══ Provided material

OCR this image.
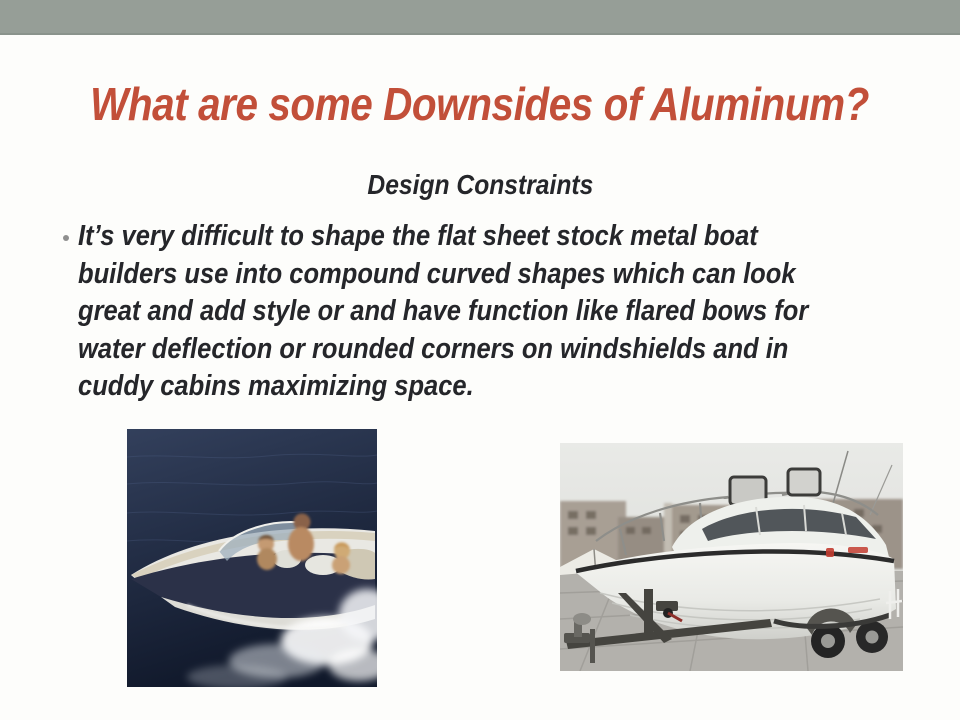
What are some Downsides of Aluminum?
Design Constraints
It’s very difficult to shape the flat sheet stock metal boat
builders use into compound curved shapes which can look
great and add style or and have function like flared bows for
water deflection or rounded corners on windshields and in
cuddy cabins maximizing space.
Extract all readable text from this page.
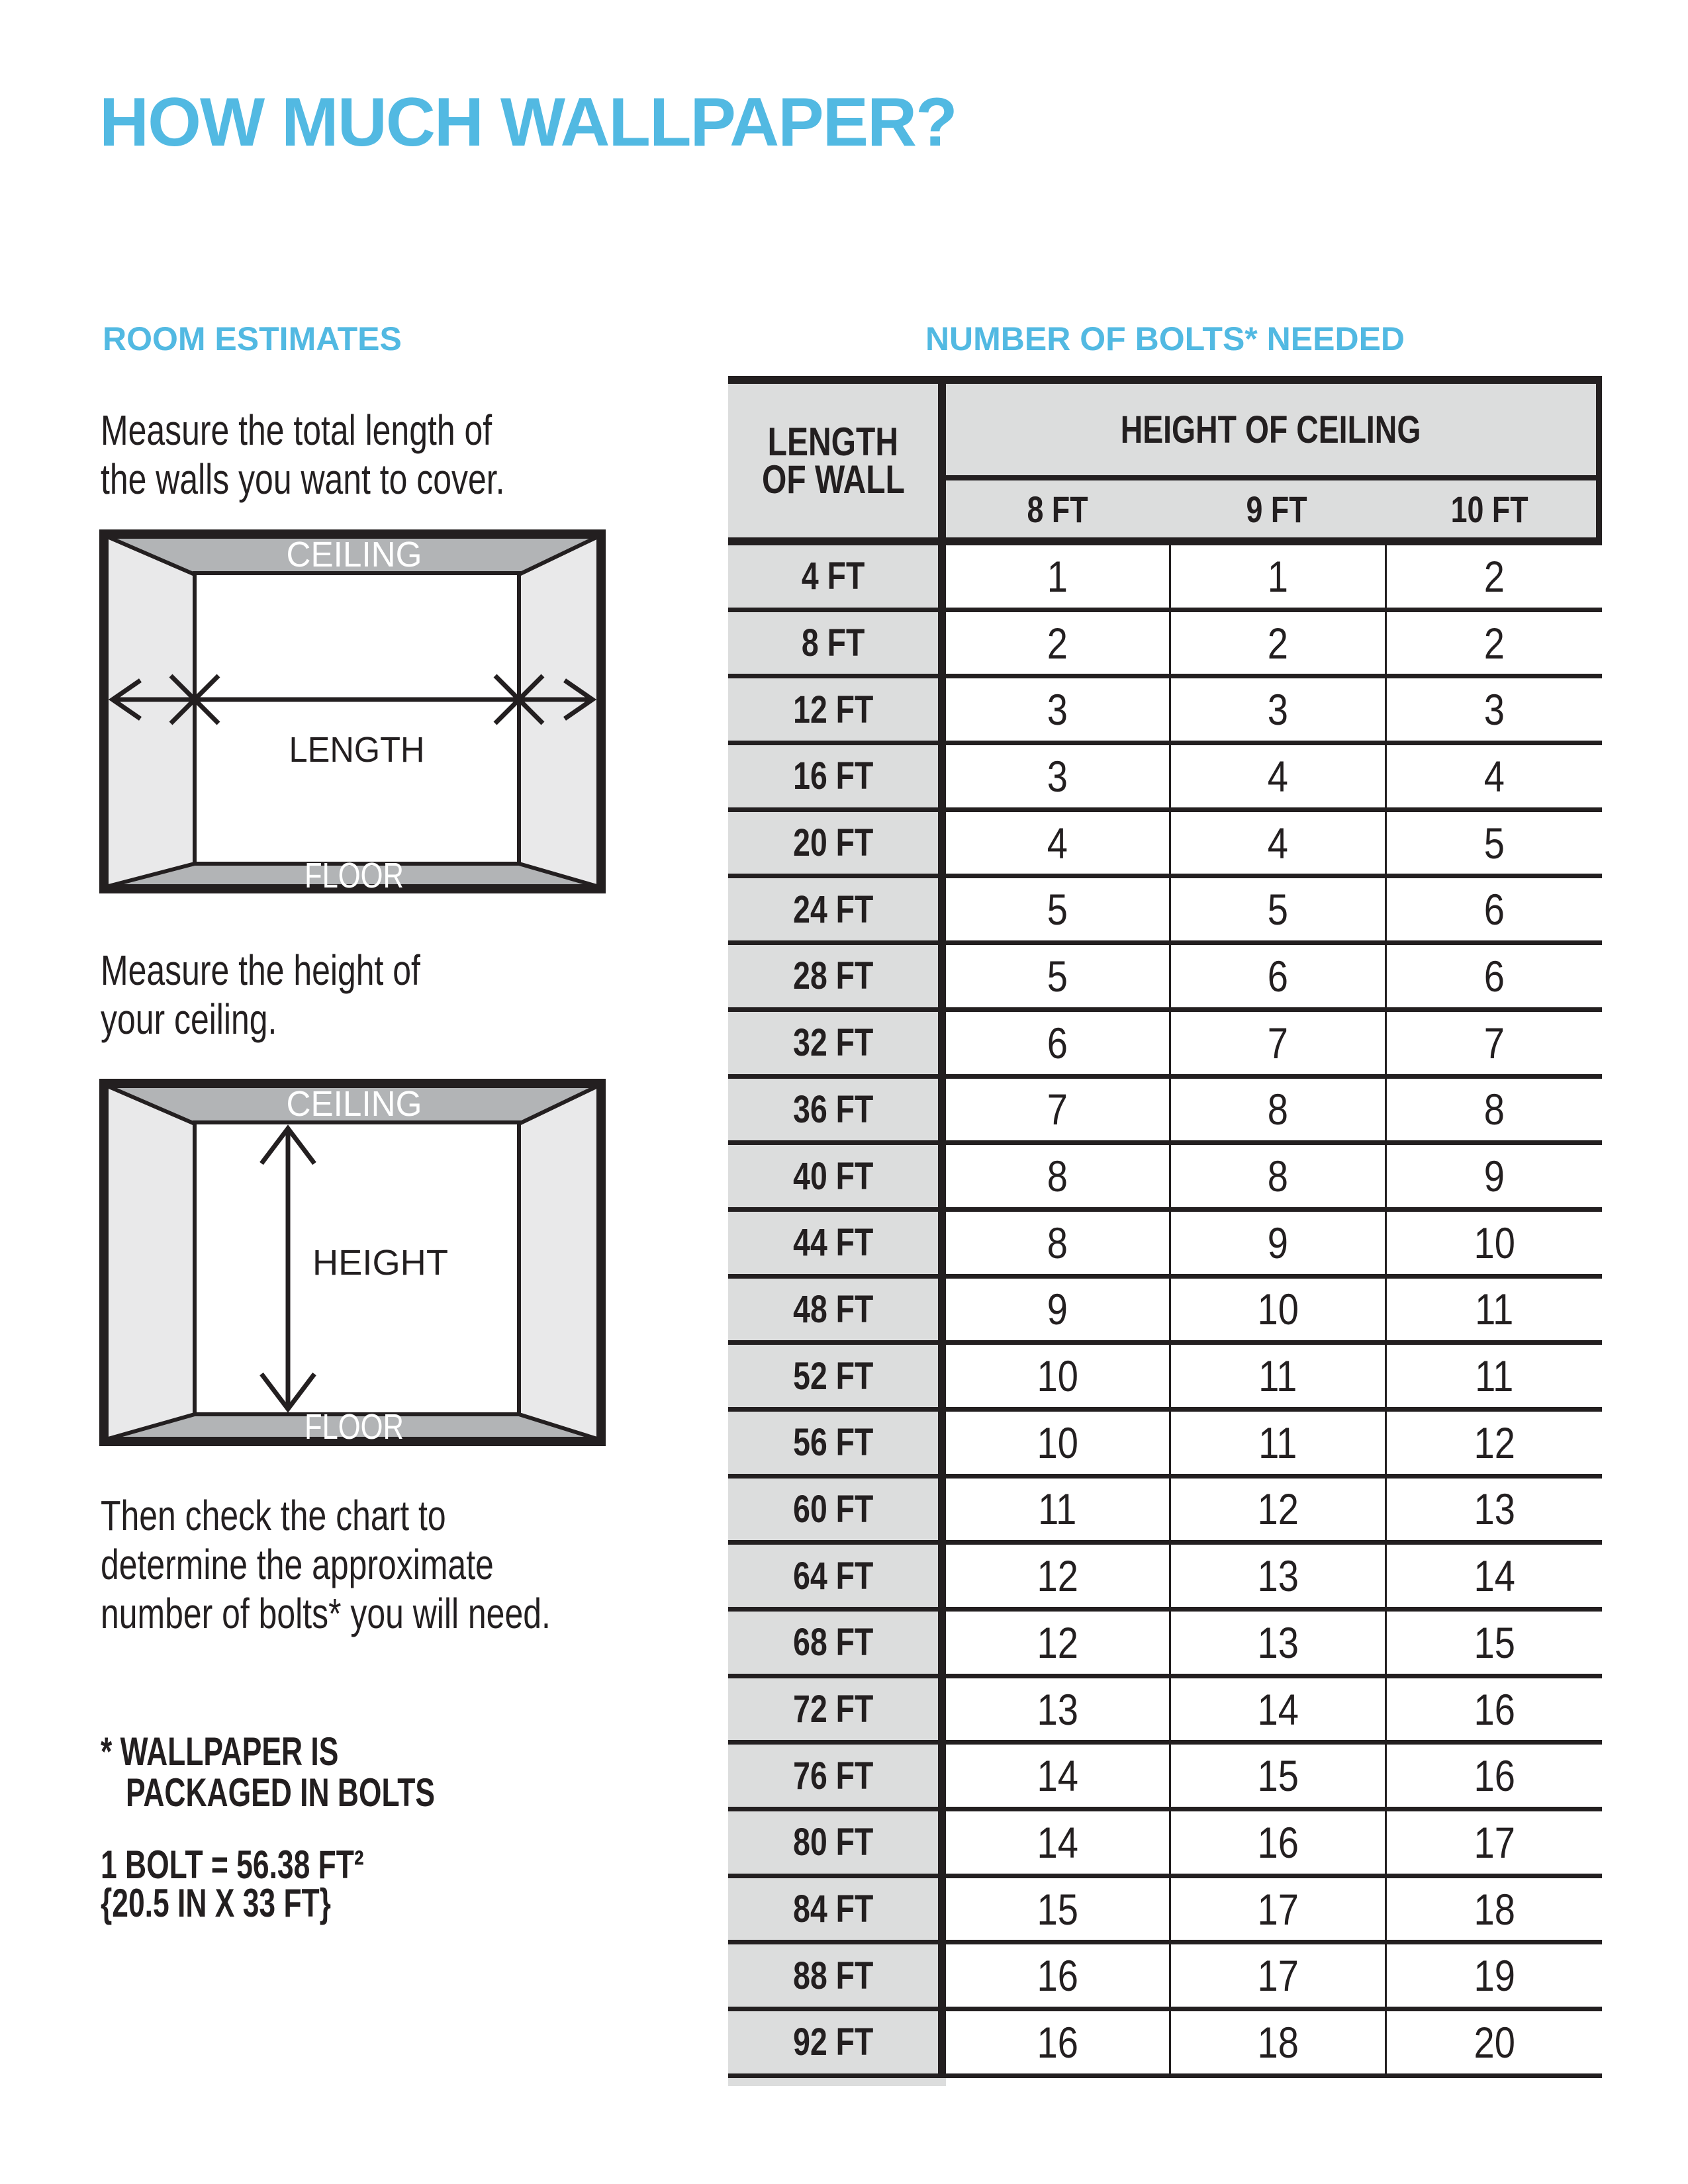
HOW MUCH WALLPAPER?
ROOM ESTIMATES	NUMBER OF BOLTS* NEEDED
Measure the total length of
the walls you want to cover.
CEILING
LENGTH
FLOOR
Measure the height of
your ceiling.
CEILING
HEIGHT
FLOOR
Then check the chart to
determine the approximate
number of bolts* you will need.
* WALLPAPER IS
PACKAGED IN BOLTS
1 BOLT = 56.38 FT²
{20.5 IN X 33 FT}
LENGTH
OF WALL
HEIGHT OF CEILING
8 FT	9 FT	10 FT
4 FT	1	1	2
8 FT	2	2	2
12 FT	3	3	3
16 FT	3	4	4
20 FT	4	4	5
24 FT	5	5	6
28 FT	5	6	6
32 FT	6	7	7
36 FT	7	8	8
40 FT	8	8	9
44 FT	8	9	10
48 FT	9	10	11
52 FT	10	11	11
56 FT	10	11	12
60 FT	11	12	13
64 FT	12	13	14
68 FT	12	13	15
72 FT	13	14	16
76 FT	14	15	16
80 FT	14	16	17
84 FT	15	17	18
88 FT	16	17	19
92 FT	16	18	20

════

Only the lines from the one containing "Extract all readable text from this page." through the last line of the entries above belong in the copy; reproduce them exactly and drop every picture.

Reply:
Extract all readable text from this page.
HOW MUCH WALLPAPER?
ROOM ESTIMATES	NUMBER OF BOLTS* NEEDED
Measure the total length of
the walls you want to cover.
CEILING
LENGTH
FLOOR
Measure the height of
your ceiling.
CEILING
HEIGHT
FLOOR
Then check the chart to
determine the approximate
number of bolts* you will need.
* WALLPAPER IS
PACKAGED IN BOLTS
1 BOLT = 56.38 FT²
{20.5 IN X 33 FT}
LENGTH
OF WALL
HEIGHT OF CEILING
8 FT	9 FT	10 FT
4 FT	1	1	2
8 FT	2	2	2
12 FT	3	3	3
16 FT	3	4	4
20 FT	4	4	5
24 FT	5	5	6
28 FT	5	6	6
32 FT	6	7	7
36 FT	7	8	8
40 FT	8	8	9
44 FT	8	9	10
48 FT	9	10	11
52 FT	10	11	11
56 FT	10	11	12
60 FT	11	12	13
64 FT	12	13	14
68 FT	12	13	15
72 FT	13	14	16
76 FT	14	15	16
80 FT	14	16	17
84 FT	15	17	18
88 FT	16	17	19
92 FT	16	18	20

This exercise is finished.